##### RECORDS FOR PROCESSING

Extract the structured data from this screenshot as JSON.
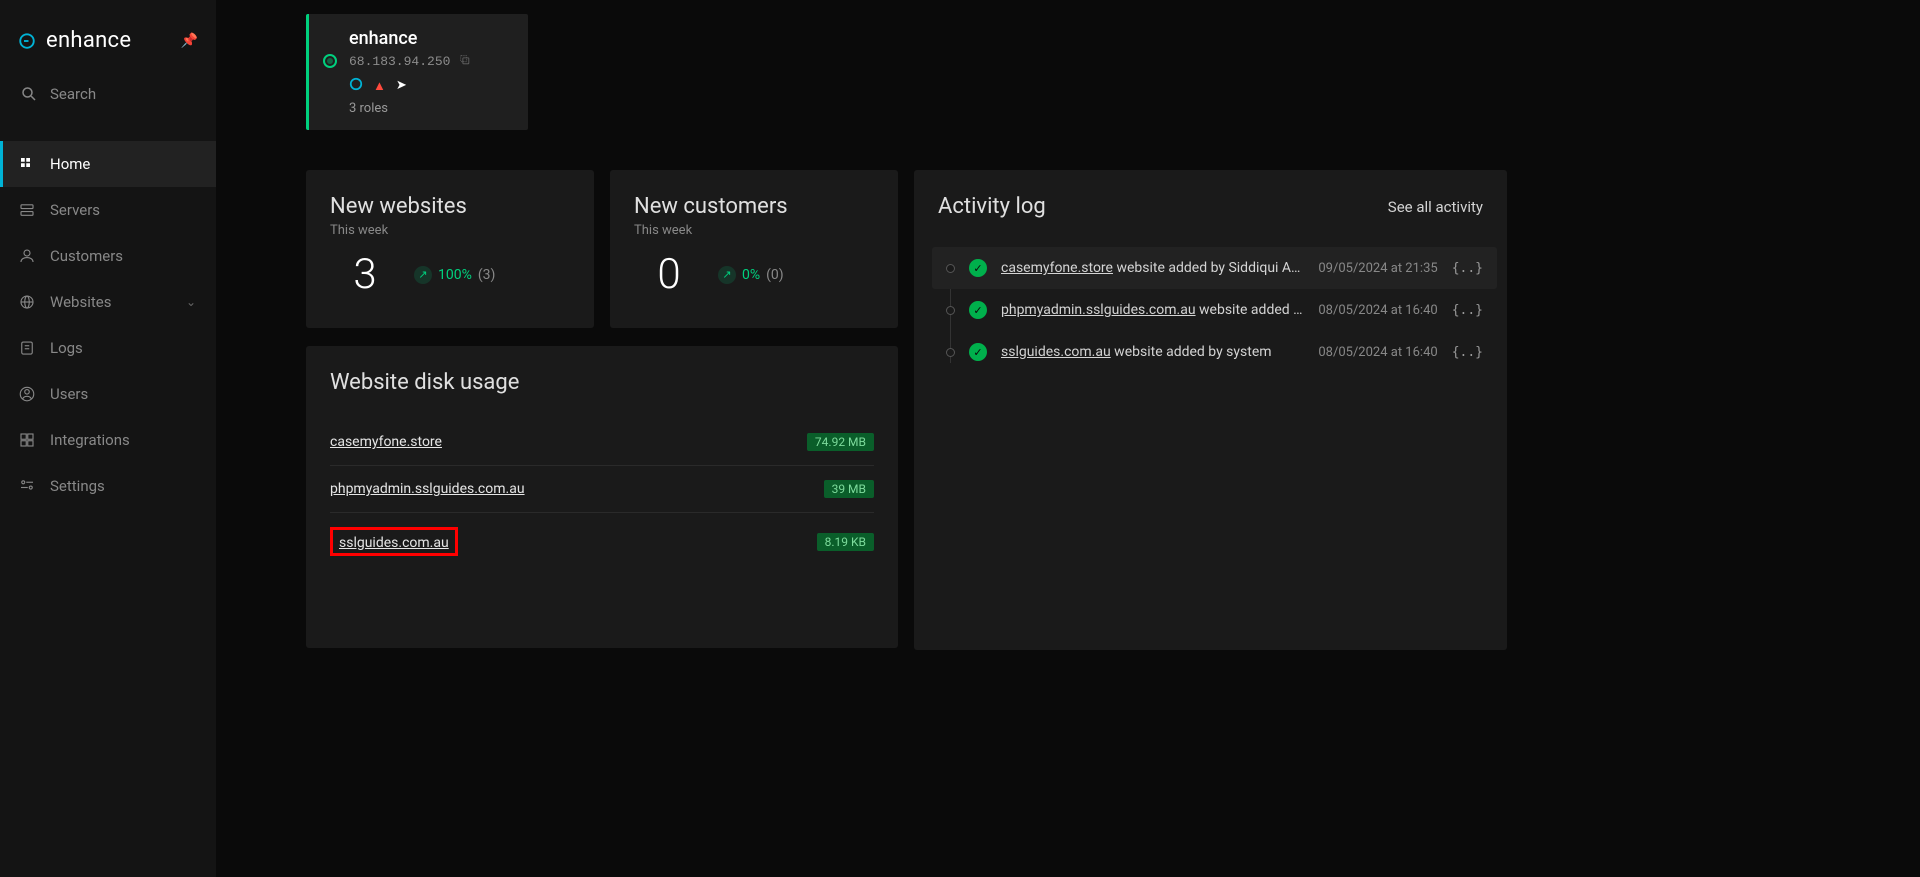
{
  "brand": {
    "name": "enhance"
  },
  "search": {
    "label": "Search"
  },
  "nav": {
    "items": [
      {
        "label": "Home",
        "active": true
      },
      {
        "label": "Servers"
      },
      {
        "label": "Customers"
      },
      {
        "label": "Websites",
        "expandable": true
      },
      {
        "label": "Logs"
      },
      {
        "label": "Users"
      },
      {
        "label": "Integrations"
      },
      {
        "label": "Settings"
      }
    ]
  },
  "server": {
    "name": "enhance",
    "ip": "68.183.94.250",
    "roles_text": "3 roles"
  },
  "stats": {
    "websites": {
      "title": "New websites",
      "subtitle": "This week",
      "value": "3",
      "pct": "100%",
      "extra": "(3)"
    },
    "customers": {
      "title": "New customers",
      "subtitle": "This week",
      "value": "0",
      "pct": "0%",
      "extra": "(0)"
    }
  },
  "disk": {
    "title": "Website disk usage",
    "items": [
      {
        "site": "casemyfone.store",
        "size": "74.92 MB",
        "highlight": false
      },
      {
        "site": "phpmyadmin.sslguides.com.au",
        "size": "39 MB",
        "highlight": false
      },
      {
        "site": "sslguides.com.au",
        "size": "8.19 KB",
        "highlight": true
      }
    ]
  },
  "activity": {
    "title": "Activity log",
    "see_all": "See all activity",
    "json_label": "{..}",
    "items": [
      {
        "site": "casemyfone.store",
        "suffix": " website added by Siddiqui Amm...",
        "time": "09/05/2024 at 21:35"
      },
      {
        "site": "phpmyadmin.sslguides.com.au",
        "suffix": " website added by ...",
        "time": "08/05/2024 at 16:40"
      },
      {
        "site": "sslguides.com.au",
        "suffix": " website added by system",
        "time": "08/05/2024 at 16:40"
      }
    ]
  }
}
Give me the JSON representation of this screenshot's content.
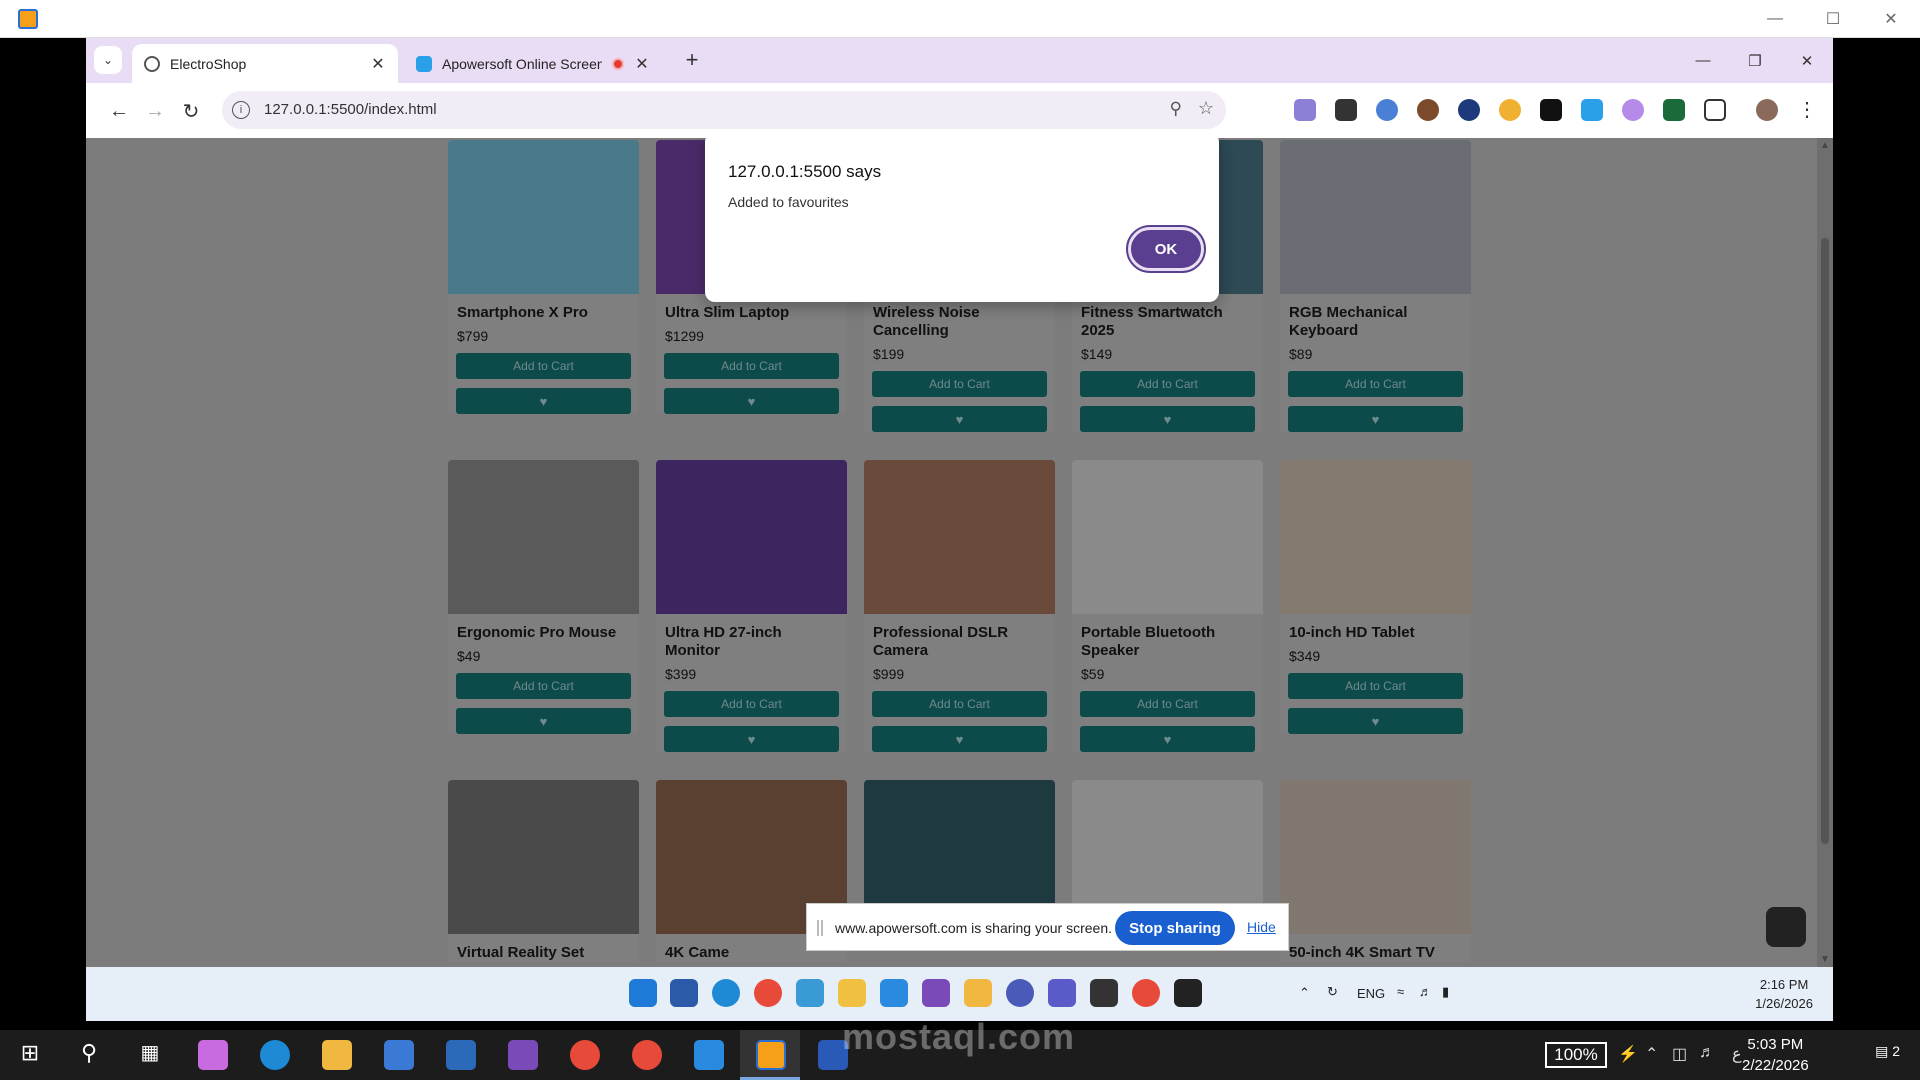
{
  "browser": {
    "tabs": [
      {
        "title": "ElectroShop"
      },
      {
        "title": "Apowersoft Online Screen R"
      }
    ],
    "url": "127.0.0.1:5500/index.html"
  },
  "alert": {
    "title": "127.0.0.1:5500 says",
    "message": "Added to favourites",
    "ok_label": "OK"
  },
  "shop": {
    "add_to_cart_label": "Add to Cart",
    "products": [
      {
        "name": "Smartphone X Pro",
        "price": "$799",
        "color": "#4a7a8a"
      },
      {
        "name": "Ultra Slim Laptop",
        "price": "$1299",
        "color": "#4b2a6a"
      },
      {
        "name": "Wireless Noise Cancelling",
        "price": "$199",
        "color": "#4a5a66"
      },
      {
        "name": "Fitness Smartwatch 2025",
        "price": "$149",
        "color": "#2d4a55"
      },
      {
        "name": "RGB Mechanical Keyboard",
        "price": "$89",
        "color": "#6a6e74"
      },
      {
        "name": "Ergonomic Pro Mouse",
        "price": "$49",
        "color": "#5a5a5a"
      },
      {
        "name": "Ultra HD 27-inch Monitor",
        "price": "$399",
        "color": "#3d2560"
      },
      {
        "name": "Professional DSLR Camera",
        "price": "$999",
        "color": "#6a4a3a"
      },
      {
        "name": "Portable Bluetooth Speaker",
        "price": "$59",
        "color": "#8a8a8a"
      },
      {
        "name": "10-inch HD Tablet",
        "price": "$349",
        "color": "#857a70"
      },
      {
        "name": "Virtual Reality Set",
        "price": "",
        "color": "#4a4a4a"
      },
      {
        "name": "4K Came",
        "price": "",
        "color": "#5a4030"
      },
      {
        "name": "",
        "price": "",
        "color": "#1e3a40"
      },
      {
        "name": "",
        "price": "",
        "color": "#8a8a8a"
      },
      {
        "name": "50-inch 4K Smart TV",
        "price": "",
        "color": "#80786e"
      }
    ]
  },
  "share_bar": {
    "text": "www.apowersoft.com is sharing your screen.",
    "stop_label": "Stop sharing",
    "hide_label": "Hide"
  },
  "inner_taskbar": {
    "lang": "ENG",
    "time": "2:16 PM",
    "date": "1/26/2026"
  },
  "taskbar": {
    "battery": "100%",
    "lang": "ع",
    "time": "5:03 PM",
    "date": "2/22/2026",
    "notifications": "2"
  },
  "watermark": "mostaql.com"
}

##########

STATED EXERCISE | Transcribe every line in the entries above, taking out only the images.

FULL RESPONSE |
Extract the structured data from this screenshot as JSON.
{
  "brand": {
    "name": "enhance"
  },
  "search": {
    "label": "Search"
  },
  "nav": {
    "items": [
      {
        "label": "Home",
        "active": true
      },
      {
        "label": "Servers"
      },
      {
        "label": "Customers"
      },
      {
        "label": "Websites",
        "expandable": true
      },
      {
        "label": "Logs"
      },
      {
        "label": "Users"
      },
      {
        "label": "Integrations"
      },
      {
        "label": "Settings"
      }
    ]
  },
  "server": {
    "name": "enhance",
    "ip": "68.183.94.250",
    "roles_text": "3 roles"
  },
  "stats": {
    "websites": {
      "title": "New websites",
      "subtitle": "This week",
      "value": "3",
      "pct": "100%",
      "extra": "(3)"
    },
    "customers": {
      "title": "New customers",
      "subtitle": "This week",
      "value": "0",
      "pct": "0%",
      "extra": "(0)"
    }
  },
  "disk": {
    "title": "Website disk usage",
    "items": [
      {
        "site": "casemyfone.store",
        "size": "74.92 MB",
        "highlight": false
      },
      {
        "site": "phpmyadmin.sslguides.com.au",
        "size": "39 MB",
        "highlight": false
      },
      {
        "site": "sslguides.com.au",
        "size": "8.19 KB",
        "highlight": true
      }
    ]
  },
  "activity": {
    "title": "Activity log",
    "see_all": "See all activity",
    "json_label": "{..}",
    "items": [
      {
        "site": "casemyfone.store",
        "suffix": " website added by Siddiqui Amm...",
        "time": "09/05/2024 at 21:35"
      },
      {
        "site": "phpmyadmin.sslguides.com.au",
        "suffix": " website added by ...",
        "time": "08/05/2024 at 16:40"
      },
      {
        "site": "sslguides.com.au",
        "suffix": " website added by system",
        "time": "08/05/2024 at 16:40"
      }
    ]
  }
}
Give me the JSON representation of this screenshot's content.
{
  "browser": {
    "tabs": [
      {
        "title": "ElectroShop"
      },
      {
        "title": "Apowersoft Online Screen R"
      }
    ],
    "url": "127.0.0.1:5500/index.html"
  },
  "alert": {
    "title": "127.0.0.1:5500 says",
    "message": "Added to favourites",
    "ok_label": "OK"
  },
  "shop": {
    "add_to_cart_label": "Add to Cart",
    "products": [
      {
        "name": "Smartphone X Pro",
        "price": "$799",
        "color": "#4a7a8a"
      },
      {
        "name": "Ultra Slim Laptop",
        "price": "$1299",
        "color": "#4b2a6a"
      },
      {
        "name": "Wireless Noise Cancelling",
        "price": "$199",
        "color": "#4a5a66"
      },
      {
        "name": "Fitness Smartwatch 2025",
        "price": "$149",
        "color": "#2d4a55"
      },
      {
        "name": "RGB Mechanical Keyboard",
        "price": "$89",
        "color": "#6a6e74"
      },
      {
        "name": "Ergonomic Pro Mouse",
        "price": "$49",
        "color": "#5a5a5a"
      },
      {
        "name": "Ultra HD 27-inch Monitor",
        "price": "$399",
        "color": "#3d2560"
      },
      {
        "name": "Professional DSLR Camera",
        "price": "$999",
        "color": "#6a4a3a"
      },
      {
        "name": "Portable Bluetooth Speaker",
        "price": "$59",
        "color": "#8a8a8a"
      },
      {
        "name": "10-inch HD Tablet",
        "price": "$349",
        "color": "#857a70"
      },
      {
        "name": "Virtual Reality Set",
        "price": "",
        "color": "#4a4a4a"
      },
      {
        "name": "4K Came",
        "price": "",
        "color": "#5a4030"
      },
      {
        "name": "",
        "price": "",
        "color": "#1e3a40"
      },
      {
        "name": "",
        "price": "",
        "color": "#8a8a8a"
      },
      {
        "name": "50-inch 4K Smart TV",
        "price": "",
        "color": "#80786e"
      }
    ]
  },
  "share_bar": {
    "text": "www.apowersoft.com is sharing your screen.",
    "stop_label": "Stop sharing",
    "hide_label": "Hide"
  },
  "inner_taskbar": {
    "lang": "ENG",
    "time": "2:16 PM",
    "date": "1/26/2026"
  },
  "taskbar": {
    "battery": "100%",
    "lang": "ع",
    "time": "5:03 PM",
    "date": "2/22/2026",
    "notifications": "2"
  },
  "watermark": "mostaql.com"
}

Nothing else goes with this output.